SELECTED EXCERPT ▸
We’re in the middle of a pandemic – yet we’re still most concerned about our weight
SINGER Adele has lost weight. It really shouldn’t be news, but it is. She was photographed last week, looking pretty because she has always been pretty, and looking thinner than she has before. Adele used to be a role model for all of us “ordinary” women. Here was a superstar who used to not give two hoots about her body shape and was still thriving in a pop industry that places huge emphasis on looks. She proved you could be successful at a bigger size without that weight defining your personal narrative. Now we have lost a representative as we sit at home stuffing banana bread in our face, piling on the Covid stone.
How did she achieve it? Apparently by taking up the Sirt diet – famous for actively encouraging those following it to have red wine and chocolate but otherwise sticking to turmeric and buckets of green tea.
Why did she do it? Well even in the 21st century, a woman’s value is centred around her weight and we all sat up and began to take notice as her body changed in recent months.
She began losing weight after the end of her eight-year marriage to Simon Konecki last year and has lost a rumoured seven stone since. This fact has outweighed all of her achievements to date, despite the fact that she’s a mother, a Grammy winner 15 times over and the recipient of an Oscar and a Golden Globe. Despite the fact that being thin is not an achievement, winning 15 Grammy awards is an achievement.
The global diet industry – worth US$189bn (€174.8bn) in 2019 and projected to reach US$269bn (€248.7bn) by 2024 – has ensured that we all know our looks and size are what matter most. The “wellness” companies, diet supplement businesses, and weight-loss programmes are financially preying off our bodily insecurities – ones that they helped to create.
The downside is eating issues on a disturbing scale. According to the HSE’s Model of Care for Eating Disorders launched in January 2018, an estimated 188,895 people in Ireland will experience an eating disorder at some point in their lives.
We are constantly getting mixed messages. One day it’s all about body positivity and how you can be fat and fit. The next day we wake up to a warning that we’re all getting bigger and that obesity will kill us.
And the vernacular around dieting has become so loaded, it’s a very difficult beast to talk about.
We are getting fatter, too. The Healthy Ireland Survey 2015 found that just under four in 10 (37pc) of us have a normal weight, six out of 10 of us are overweight and 23pc are obese. But the messages about how we should look after – and feel about – our bodies are wildly confusing. So, we jump on different diet bandwagons and we always have another five or 10 or 30 pounds to lose.
I can’t imagine the pressure of millions of people having an opinion about your body, but I preferred a fuller-figured Adele. I’d be lying if I said disappointment was my first reaction to her latest photo. No, despite my better judgement, my initial thought was, “Maybe I should lose a few pounds for summer”. Because, when it comes to weight loss, all reason can go out of the window.
It’s not surprising. We’re so messed up as a society, in terms of how we view weight, that we cannot let go of whatever messages have been drilled into us by popular culture. Everyone is busy judging everyone else’s weight because so many of us are uncomfortable with our own.

DATA SUPPLIED ▸
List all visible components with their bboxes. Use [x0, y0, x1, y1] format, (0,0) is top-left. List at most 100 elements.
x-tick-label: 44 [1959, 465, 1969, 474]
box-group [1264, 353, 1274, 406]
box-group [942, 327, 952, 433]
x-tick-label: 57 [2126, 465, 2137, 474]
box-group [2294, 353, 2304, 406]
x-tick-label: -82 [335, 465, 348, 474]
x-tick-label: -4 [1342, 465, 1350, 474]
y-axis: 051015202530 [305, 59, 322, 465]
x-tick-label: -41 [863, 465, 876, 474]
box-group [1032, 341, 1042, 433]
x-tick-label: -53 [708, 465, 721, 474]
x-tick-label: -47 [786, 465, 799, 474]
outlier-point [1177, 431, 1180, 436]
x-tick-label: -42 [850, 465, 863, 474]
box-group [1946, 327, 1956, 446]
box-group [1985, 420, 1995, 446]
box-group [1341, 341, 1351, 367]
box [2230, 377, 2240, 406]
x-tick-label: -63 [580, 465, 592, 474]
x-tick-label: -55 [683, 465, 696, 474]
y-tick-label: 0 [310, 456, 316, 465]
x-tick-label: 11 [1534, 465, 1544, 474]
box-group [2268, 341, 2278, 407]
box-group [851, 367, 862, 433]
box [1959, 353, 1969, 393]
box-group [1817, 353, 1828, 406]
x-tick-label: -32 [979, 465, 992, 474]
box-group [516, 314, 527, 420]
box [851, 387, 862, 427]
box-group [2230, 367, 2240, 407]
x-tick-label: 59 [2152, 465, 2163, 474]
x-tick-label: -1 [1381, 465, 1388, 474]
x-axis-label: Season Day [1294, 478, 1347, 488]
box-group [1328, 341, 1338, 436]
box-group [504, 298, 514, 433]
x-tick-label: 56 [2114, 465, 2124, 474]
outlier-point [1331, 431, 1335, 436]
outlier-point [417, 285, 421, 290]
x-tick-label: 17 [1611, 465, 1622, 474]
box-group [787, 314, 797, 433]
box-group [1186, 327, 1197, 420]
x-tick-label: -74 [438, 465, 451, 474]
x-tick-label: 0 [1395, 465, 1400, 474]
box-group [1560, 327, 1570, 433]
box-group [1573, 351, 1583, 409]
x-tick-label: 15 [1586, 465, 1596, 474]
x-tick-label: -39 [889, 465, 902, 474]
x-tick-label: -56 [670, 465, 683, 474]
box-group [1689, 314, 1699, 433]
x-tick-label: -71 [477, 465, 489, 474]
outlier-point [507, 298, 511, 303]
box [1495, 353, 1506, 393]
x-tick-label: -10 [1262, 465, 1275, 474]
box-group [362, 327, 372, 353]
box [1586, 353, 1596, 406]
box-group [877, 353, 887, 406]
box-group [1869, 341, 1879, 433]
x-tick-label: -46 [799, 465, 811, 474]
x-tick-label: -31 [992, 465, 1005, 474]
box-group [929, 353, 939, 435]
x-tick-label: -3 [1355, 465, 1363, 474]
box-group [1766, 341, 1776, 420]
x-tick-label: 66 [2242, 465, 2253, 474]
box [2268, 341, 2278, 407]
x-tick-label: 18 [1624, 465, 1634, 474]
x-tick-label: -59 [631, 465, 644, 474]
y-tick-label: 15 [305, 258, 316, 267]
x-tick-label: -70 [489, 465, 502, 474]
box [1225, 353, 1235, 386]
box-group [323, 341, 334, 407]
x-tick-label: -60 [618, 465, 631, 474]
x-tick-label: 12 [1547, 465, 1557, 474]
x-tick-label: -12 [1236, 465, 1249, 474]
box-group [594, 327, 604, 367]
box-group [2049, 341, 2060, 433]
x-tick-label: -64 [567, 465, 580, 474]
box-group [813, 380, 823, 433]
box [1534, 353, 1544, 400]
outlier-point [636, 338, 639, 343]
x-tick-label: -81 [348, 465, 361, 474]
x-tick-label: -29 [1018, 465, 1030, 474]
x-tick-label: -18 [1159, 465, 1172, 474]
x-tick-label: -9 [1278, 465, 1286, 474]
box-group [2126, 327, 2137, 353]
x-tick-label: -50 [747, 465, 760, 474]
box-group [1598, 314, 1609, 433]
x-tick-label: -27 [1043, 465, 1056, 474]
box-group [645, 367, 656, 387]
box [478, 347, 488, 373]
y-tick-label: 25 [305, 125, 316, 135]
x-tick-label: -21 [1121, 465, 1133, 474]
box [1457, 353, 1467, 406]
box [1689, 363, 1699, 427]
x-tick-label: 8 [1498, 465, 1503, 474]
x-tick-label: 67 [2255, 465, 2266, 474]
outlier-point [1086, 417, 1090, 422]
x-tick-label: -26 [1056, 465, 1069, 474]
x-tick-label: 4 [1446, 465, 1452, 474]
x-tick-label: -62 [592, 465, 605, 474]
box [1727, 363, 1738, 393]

WORK TO BE COMPLETED ▸ From the opinion piece on weight above, write out word for word the part that begins at the words "The global diet" and stops after "will kill us.".

SOLVED PROBLEM ▸
The global diet industry – worth US$189bn (€174.8bn) in 2019 and projected to reach US$269bn (€248.7bn) by 2024 – has ensured that we all know our looks and size are what matter most. The “wellness” companies, diet supplement businesses, and weight-loss programmes are financially preying off our bodily insecurities – ones that they helped to create.
The downside is eating issues on a disturbing scale. According to the HSE’s Model of Care for Eating Disorders launched in January 2018, an estimated 188,895 people in Ireland will experience an eating disorder at some point in their lives.
We are constantly getting mixed messages. One day it’s all about body positivity and how you can be fat and fit. The next day we wake up to a warning that we’re all getting bigger and that obesity will kill us.